▶ _Written request_
Locate the string "data" throughout the material and copy every line in which it occurs.

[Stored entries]

------------------------------------------------------------

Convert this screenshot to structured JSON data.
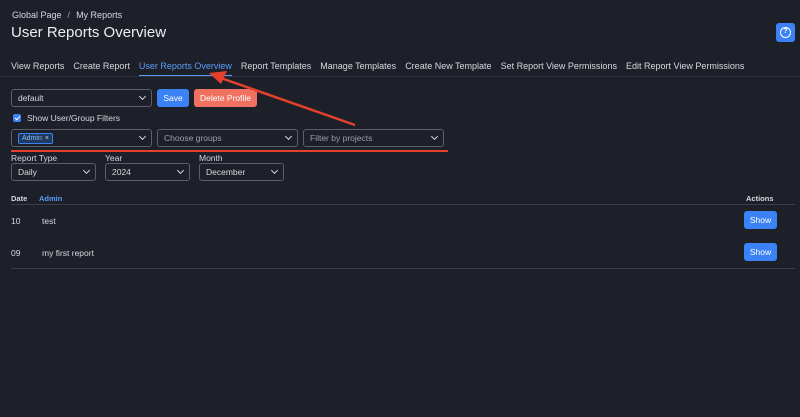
{
  "breadcrumb": {
    "items": [
      "Global Page",
      "My Reports"
    ],
    "separator": "/"
  },
  "page_title": "User Reports Overview",
  "help_icon": "question-circle-icon",
  "tabs": [
    {
      "label": "View Reports",
      "active": false
    },
    {
      "label": "Create Report",
      "active": false
    },
    {
      "label": "User Reports Overview",
      "active": true
    },
    {
      "label": "Report Templates",
      "active": false
    },
    {
      "label": "Manage Templates",
      "active": false
    },
    {
      "label": "Create New Template",
      "active": false
    },
    {
      "label": "Set Report View Permissions",
      "active": false
    },
    {
      "label": "Edit Report View Permissions",
      "active": false
    }
  ],
  "profile": {
    "selected": "default",
    "save_label": "Save",
    "delete_label": "Delete Profile"
  },
  "filters": {
    "show_label": "Show User/Group Filters",
    "show_checked": true,
    "users_tags": [
      {
        "label": "Admin",
        "remove": "×"
      }
    ],
    "groups_placeholder": "Choose groups",
    "projects_placeholder": "Filter by projects"
  },
  "period": {
    "report_type_label": "Report Type",
    "report_type_value": "Daily",
    "year_label": "Year",
    "year_value": "2024",
    "month_label": "Month",
    "month_value": "December"
  },
  "table": {
    "headers": {
      "date": "Date",
      "user": "Admin",
      "actions": "Actions"
    },
    "rows": [
      {
        "date": "10",
        "title": "test",
        "action": "Show"
      },
      {
        "date": "09",
        "title": "my first report",
        "action": "Show"
      }
    ]
  },
  "colors": {
    "background": "#1d2029",
    "accent": "#3b82f6",
    "danger": "#f07160",
    "annotation": "#e3412c"
  }
}
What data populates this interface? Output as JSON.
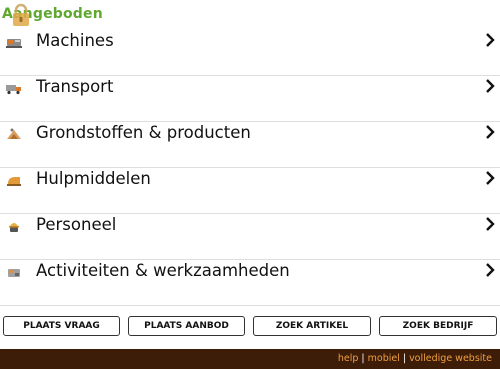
{
  "header": {
    "title": "Aangeboden"
  },
  "categories": [
    {
      "label": "Machines",
      "icon": "machine-icon"
    },
    {
      "label": "Transport",
      "icon": "truck-icon"
    },
    {
      "label": "Grondstoffen & producten",
      "icon": "raw-materials-icon"
    },
    {
      "label": "Hulpmiddelen",
      "icon": "tools-icon"
    },
    {
      "label": "Personeel",
      "icon": "worker-icon"
    },
    {
      "label": "Activiteiten & werkzaamheden",
      "icon": "activities-icon"
    }
  ],
  "buttons": {
    "plaats_vraag": "PLAATS VRAAG",
    "plaats_aanbod": "PLAATS AANBOD",
    "zoek_artikel": "ZOEK ARTIKEL",
    "zoek_bedrijf": "ZOEK BEDRIJF"
  },
  "footer": {
    "help": "help",
    "mobiel": "mobiel",
    "volledige_website": "volledige website",
    "separator": "|"
  },
  "colors": {
    "title_green": "#5fa830",
    "footer_bg": "#3d1c08",
    "footer_link": "#f0a040"
  }
}
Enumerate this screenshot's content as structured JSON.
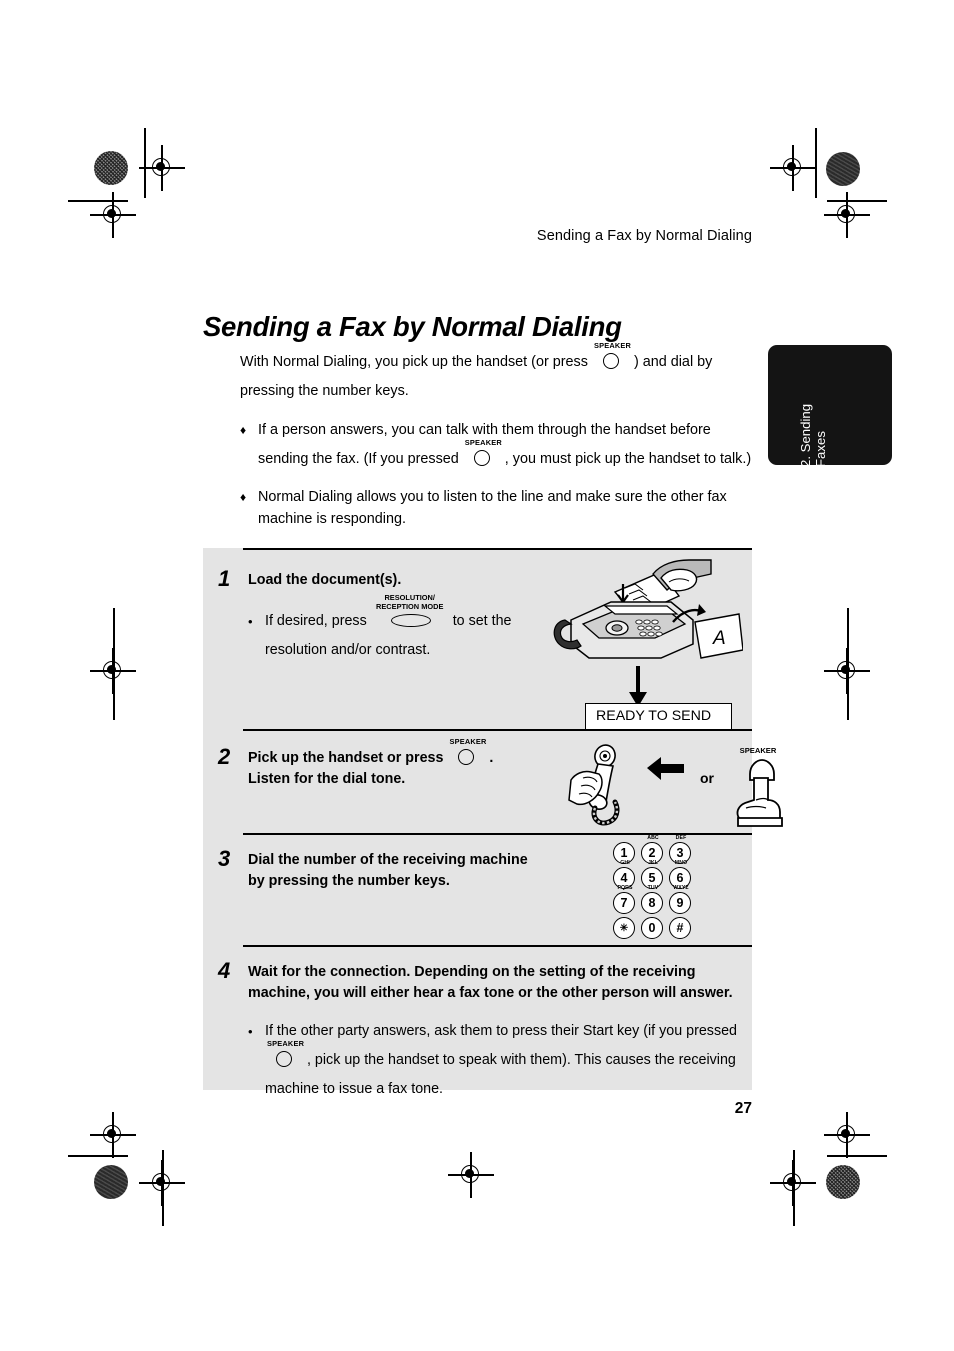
{
  "running_head": "Sending a Fax by Normal Dialing",
  "page_title": "Sending a Fax by Normal Dialing",
  "page_number": "27",
  "side_tab": {
    "label": "2. Sending\nFaxes",
    "background_color": "#141414",
    "text_color": "#ffffff"
  },
  "keys": {
    "speaker_label": "SPEAKER",
    "resolution_label": "RESOLUTION/\nRECEPTION MODE"
  },
  "intro": {
    "paragraph_before_key": "With Normal Dialing, you pick up the handset (or press",
    "paragraph_after_key": ") and dial by pressing the number keys.",
    "bullet_marker": "♦",
    "bullets": [
      {
        "text_before_key": "If a person answers, you can talk with them through the handset before sending the fax. (If you pressed",
        "text_after_key": ", you must pick up the handset to talk.)"
      },
      {
        "text_before_key": "Normal Dialing allows you to listen to the line and make sure the other fax machine is responding.",
        "text_after_key": ""
      }
    ]
  },
  "steps": [
    {
      "number": "1",
      "heading": "Load the document(s).",
      "sub_marker": "•",
      "sub_before_key": "If desired, press",
      "sub_after_key": "to set the resolution and/or contrast.",
      "illustration": "fax-machine-loading-document",
      "lcd_text": "READY TO SEND"
    },
    {
      "number": "2",
      "heading_line1_before_key": "Pick up the handset or press",
      "heading_line1_after_key": ".",
      "heading_line2": "Listen for the dial tone.",
      "illustration": "handset-lifted-or-speaker-button",
      "or_label": "or"
    },
    {
      "number": "3",
      "heading": "Dial the number of the receiving machine by pressing the number keys.",
      "illustration": "numeric-keypad"
    },
    {
      "number": "4",
      "heading": "Wait for the connection. Depending on the setting of the receiving machine, you will either hear a fax tone or the other person will answer.",
      "sub_marker": "•",
      "sub_before_key": "If the other party answers, ask them to press their Start key (if you pressed",
      "sub_after_key": ", pick up the handset to speak with them). This causes the receiving machine to issue a fax tone."
    }
  ],
  "keypad": {
    "rows": [
      [
        {
          "digit": "1",
          "letters": ""
        },
        {
          "digit": "2",
          "letters": "ABC"
        },
        {
          "digit": "3",
          "letters": "DEF"
        }
      ],
      [
        {
          "digit": "4",
          "letters": "GHI"
        },
        {
          "digit": "5",
          "letters": "JKL"
        },
        {
          "digit": "6",
          "letters": "MNO"
        }
      ],
      [
        {
          "digit": "7",
          "letters": "PQRS"
        },
        {
          "digit": "8",
          "letters": "TUV"
        },
        {
          "digit": "9",
          "letters": "WXYZ"
        }
      ],
      [
        {
          "digit": "✳",
          "letters": ""
        },
        {
          "digit": "0",
          "letters": ""
        },
        {
          "digit": "#",
          "letters": ""
        }
      ]
    ]
  },
  "colors": {
    "step_panel_background": "#e4e4e4",
    "page_background": "#ffffff",
    "rule": "#000000"
  }
}
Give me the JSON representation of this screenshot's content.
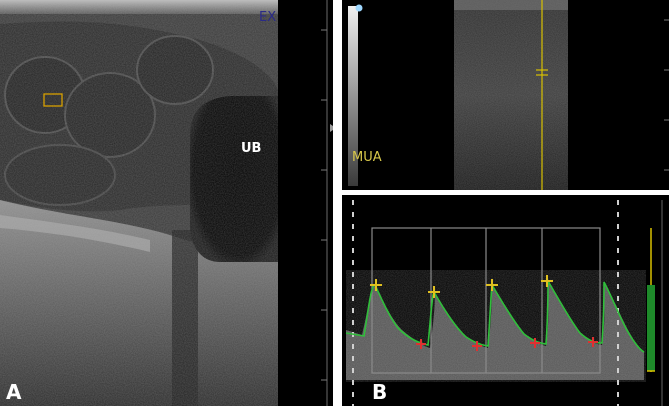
{
  "panelA": {
    "letter": "A",
    "structure_label": "UB",
    "header_fragment": "EX"
  },
  "panelB": {
    "letter": "B",
    "vessel_label": "MUA"
  },
  "colors": {
    "background": "#000000",
    "label": "#ffffff",
    "cursor": "#d8c000",
    "doppler_trace": "#2fbf3a",
    "peak_marker": "#e0c020",
    "trough_marker": "#e03030",
    "grid": "#8a8a8a"
  },
  "doppler_waveform": {
    "cycle_count": 5,
    "peak_markers": 4,
    "trough_markers": 4
  }
}
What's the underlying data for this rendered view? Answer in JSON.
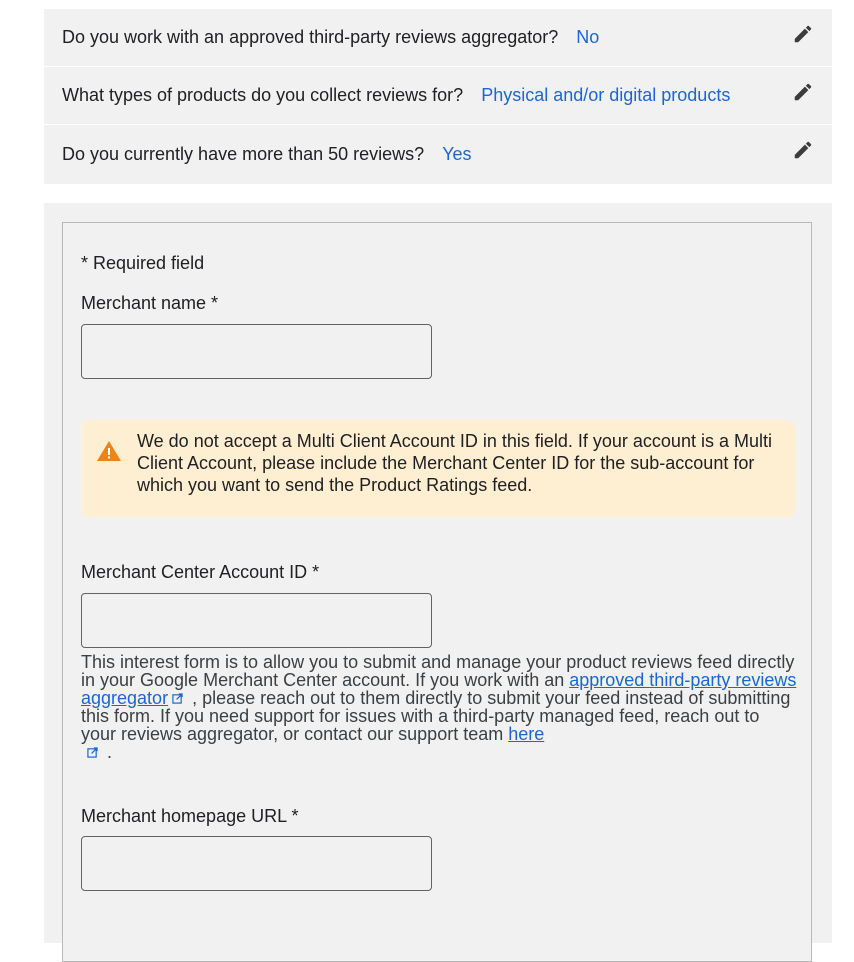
{
  "summary": {
    "rows": [
      {
        "question": "Do you work with an approved third-party reviews aggregator?",
        "answer": "No",
        "icon": "edit-pencil-icon"
      },
      {
        "question": "What types of products do you collect reviews for?",
        "answer": "Physical and/or digital products",
        "icon": "edit-pencil-icon"
      },
      {
        "question": "Do you currently have more than 50 reviews?",
        "answer": "Yes",
        "icon": "edit-pencil-icon"
      }
    ]
  },
  "form": {
    "required_note": "* Required field",
    "merchant_name": {
      "label": "Merchant name  *",
      "value": "",
      "placeholder": ""
    },
    "warning": {
      "icon": "warning-triangle-icon",
      "text": "We do not accept a Multi Client Account ID in this field. If your account is a Multi Client Account, please include the Merchant Center ID for the sub-account for which you want to send the Product Ratings feed."
    },
    "merchant_center_id": {
      "label": "Merchant Center Account ID *",
      "value": "",
      "placeholder": ""
    },
    "help": {
      "part1": "This interest form is to allow you to submit and manage your product reviews feed directly in your Google Merchant Center account.  If you work with an ",
      "link1": "approved third-party reviews aggregator",
      "part2": " , please reach out to them directly to submit your feed instead of submitting this form. If you need support for issues with a third-party managed feed, reach out to your reviews aggregator, or contact our support team ",
      "link2": "here",
      "part3": " ."
    },
    "homepage_url": {
      "label": "Merchant homepage URL  *",
      "value": "",
      "placeholder": ""
    }
  },
  "colors": {
    "accent": "#1a66d6",
    "panel_bg": "#f1f1f1",
    "warning_bg": "#feefd2",
    "warning_icon": "#e8861b"
  }
}
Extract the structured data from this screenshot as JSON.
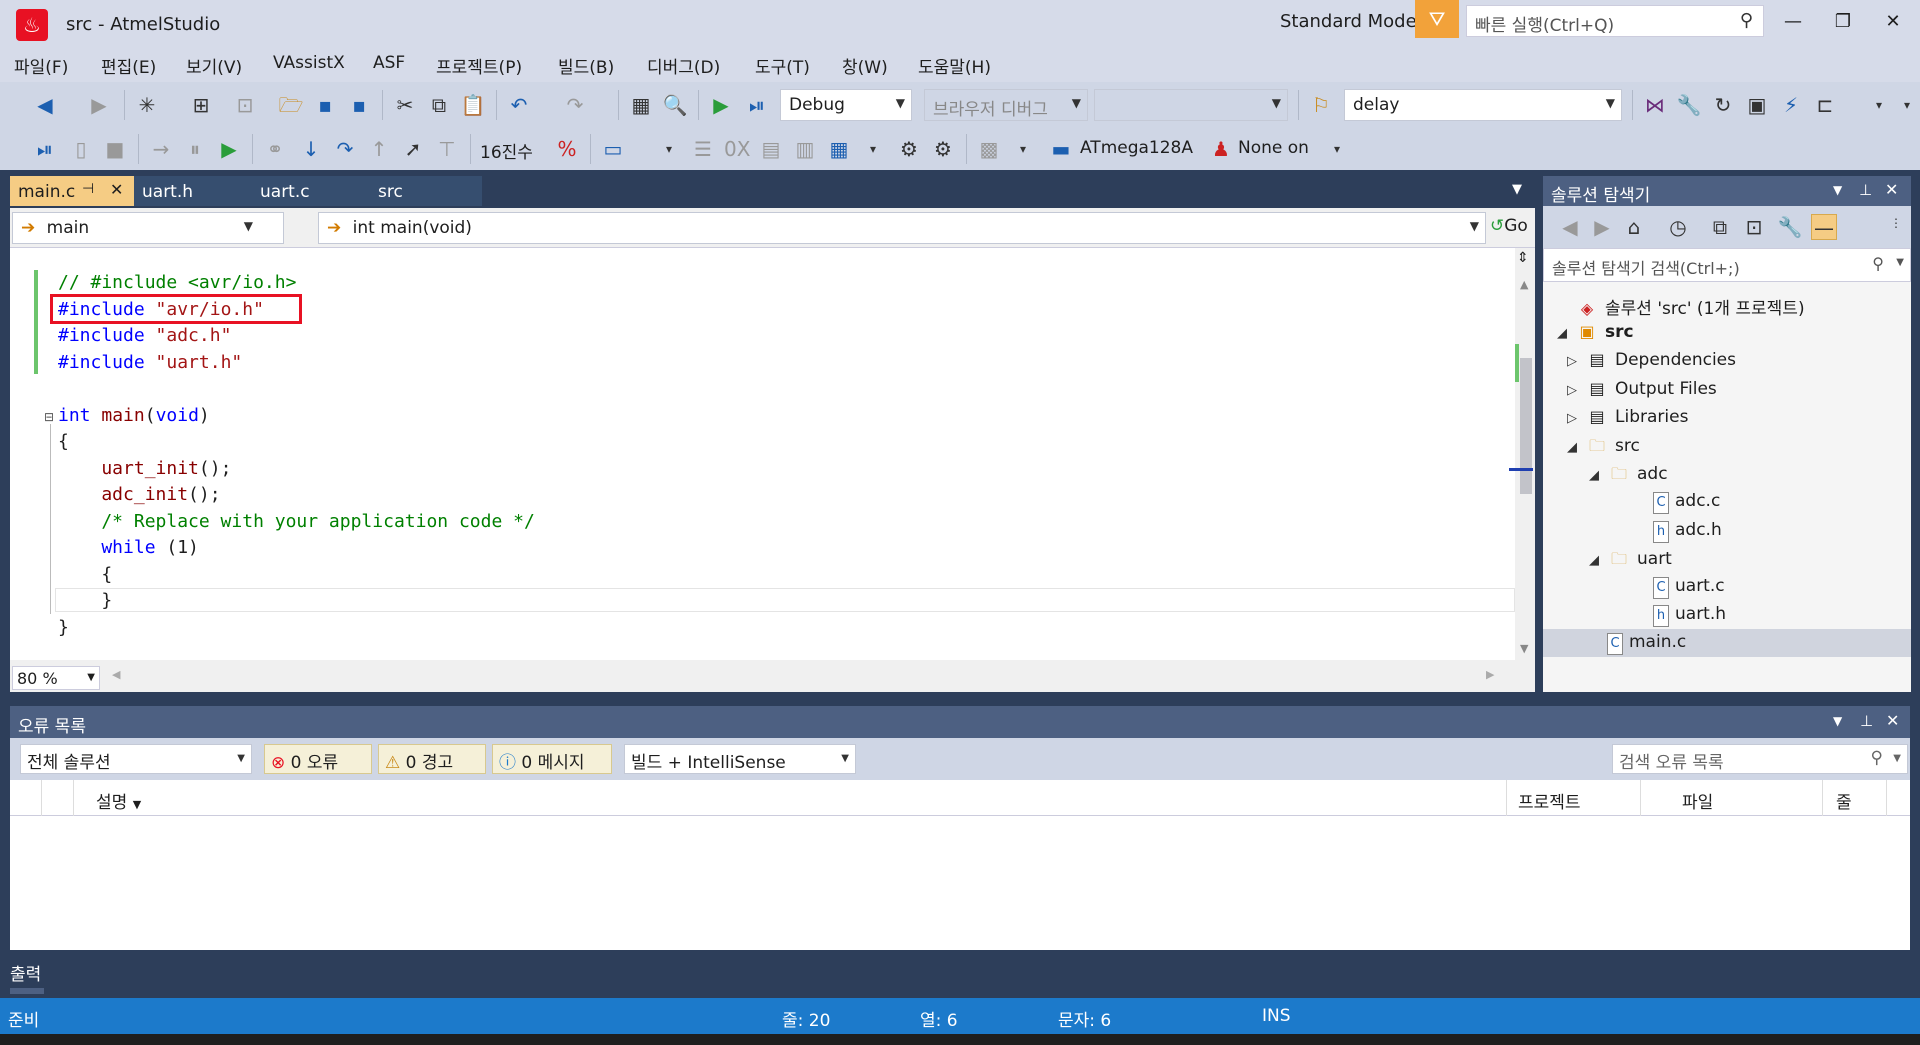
{
  "window": {
    "title": "src - AtmelStudio",
    "mode": "Standard Mode",
    "quick_launch_placeholder": "빠른 실행(Ctrl+Q)"
  },
  "menu": [
    "파일(F)",
    "편집(E)",
    "보기(V)",
    "VAssistX",
    "ASF",
    "프로젝트(P)",
    "빌드(B)",
    "디버그(D)",
    "도구(T)",
    "창(W)",
    "도움말(H)"
  ],
  "toolbar": {
    "config": "Debug",
    "browser_debug": "브라우저 디버그",
    "search_combo": "delay",
    "hex_label": "16진수",
    "device": "ATmega128A",
    "tool": "None on"
  },
  "tabs": [
    "main.c",
    "uart.h",
    "uart.c",
    "src"
  ],
  "navbar": {
    "scope": "main",
    "member": "int main(void)",
    "go": "Go"
  },
  "editor": {
    "zoom": "80 %",
    "lines": [
      [
        {
          "t": "// #include <avr/io.h>",
          "c": "cm"
        }
      ],
      [
        {
          "t": "#include ",
          "c": "kw"
        },
        {
          "t": "\"avr/io.h\"",
          "c": "st"
        }
      ],
      [
        {
          "t": "#include ",
          "c": "kw"
        },
        {
          "t": "\"adc.h\"",
          "c": "st"
        }
      ],
      [
        {
          "t": "#include ",
          "c": "kw"
        },
        {
          "t": "\"uart.h\"",
          "c": "st"
        }
      ],
      [],
      [
        {
          "t": "int ",
          "c": "kw"
        },
        {
          "t": "main",
          "c": "fn"
        },
        {
          "t": "(",
          "c": ""
        },
        {
          "t": "void",
          "c": "kw"
        },
        {
          "t": ")",
          "c": ""
        }
      ],
      [
        {
          "t": "{",
          "c": ""
        }
      ],
      [
        {
          "t": "    uart_init",
          "c": "fn"
        },
        {
          "t": "();",
          "c": ""
        }
      ],
      [
        {
          "t": "    adc_init",
          "c": "fn"
        },
        {
          "t": "();",
          "c": ""
        }
      ],
      [
        {
          "t": "    /* Replace with your application code */",
          "c": "cm"
        }
      ],
      [
        {
          "t": "    while",
          "c": "kw"
        },
        {
          "t": " (1)",
          "c": ""
        }
      ],
      [
        {
          "t": "    {",
          "c": ""
        }
      ],
      [
        {
          "t": "    }",
          "c": ""
        }
      ],
      [
        {
          "t": "}",
          "c": ""
        }
      ]
    ]
  },
  "solution_explorer": {
    "title": "솔루션 탐색기",
    "search_placeholder": "솔루션 탐색기 검색(Ctrl+;)",
    "tree": [
      {
        "label": "솔루션 'src' (1개 프로젝트)",
        "icon": "solution-icon",
        "glyph": "◈",
        "depth": 0,
        "twisty": ""
      },
      {
        "label": "src",
        "icon": "project-icon",
        "glyph": "▣",
        "depth": 0,
        "twisty": "◢",
        "bold": true
      },
      {
        "label": "Dependencies",
        "icon": "dependencies-icon",
        "glyph": "▤",
        "depth": 1,
        "twisty": "▷"
      },
      {
        "label": "Output Files",
        "icon": "output-files-icon",
        "glyph": "▤",
        "depth": 1,
        "twisty": "▷"
      },
      {
        "label": "Libraries",
        "icon": "libraries-icon",
        "glyph": "▤",
        "depth": 1,
        "twisty": "▷"
      },
      {
        "label": "src",
        "icon": "folder-open-icon",
        "glyph": "🗀",
        "depth": 1,
        "twisty": "◢"
      },
      {
        "label": "adc",
        "icon": "folder-open-icon",
        "glyph": "🗀",
        "depth": 2,
        "twisty": "◢"
      },
      {
        "label": "adc.c",
        "icon": "c-file-icon",
        "glyph": "C",
        "depth": 3,
        "twisty": ""
      },
      {
        "label": "adc.h",
        "icon": "h-file-icon",
        "glyph": "h",
        "depth": 3,
        "twisty": ""
      },
      {
        "label": "uart",
        "icon": "folder-open-icon",
        "glyph": "🗀",
        "depth": 2,
        "twisty": "◢"
      },
      {
        "label": "uart.c",
        "icon": "c-file-icon",
        "glyph": "C",
        "depth": 3,
        "twisty": ""
      },
      {
        "label": "uart.h",
        "icon": "h-file-icon",
        "glyph": "h",
        "depth": 3,
        "twisty": ""
      },
      {
        "label": "main.c",
        "icon": "c-file-icon",
        "glyph": "C",
        "depth": 2,
        "twisty": "",
        "selected": true
      }
    ]
  },
  "error_list": {
    "title": "오류 목록",
    "scope": "전체 솔루션",
    "errors": "0 오류",
    "warnings": "0 경고",
    "messages": "0 메시지",
    "source": "빌드 + IntelliSense",
    "search_placeholder": "검색 오류 목록",
    "columns": [
      "설명",
      "프로젝트",
      "파일",
      "줄"
    ]
  },
  "output_label": "출력",
  "status": {
    "ready": "준비",
    "line": "줄: 20",
    "col": "열: 6",
    "char": "문자: 6",
    "ins": "INS"
  },
  "colors": {
    "accent": "#1c7acb",
    "frame": "#2d3e5a",
    "tab_active": "#f5cc84",
    "highlight_box": "#e81123"
  }
}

------------------------------------------------------------

▶ _Task result_
Convert this screenshot to structured JSON data.
What data populates this interface? Output as JSON.
What's the underlying data for this rendered view? Answer in JSON.
Extract the structured data from this screenshot as JSON.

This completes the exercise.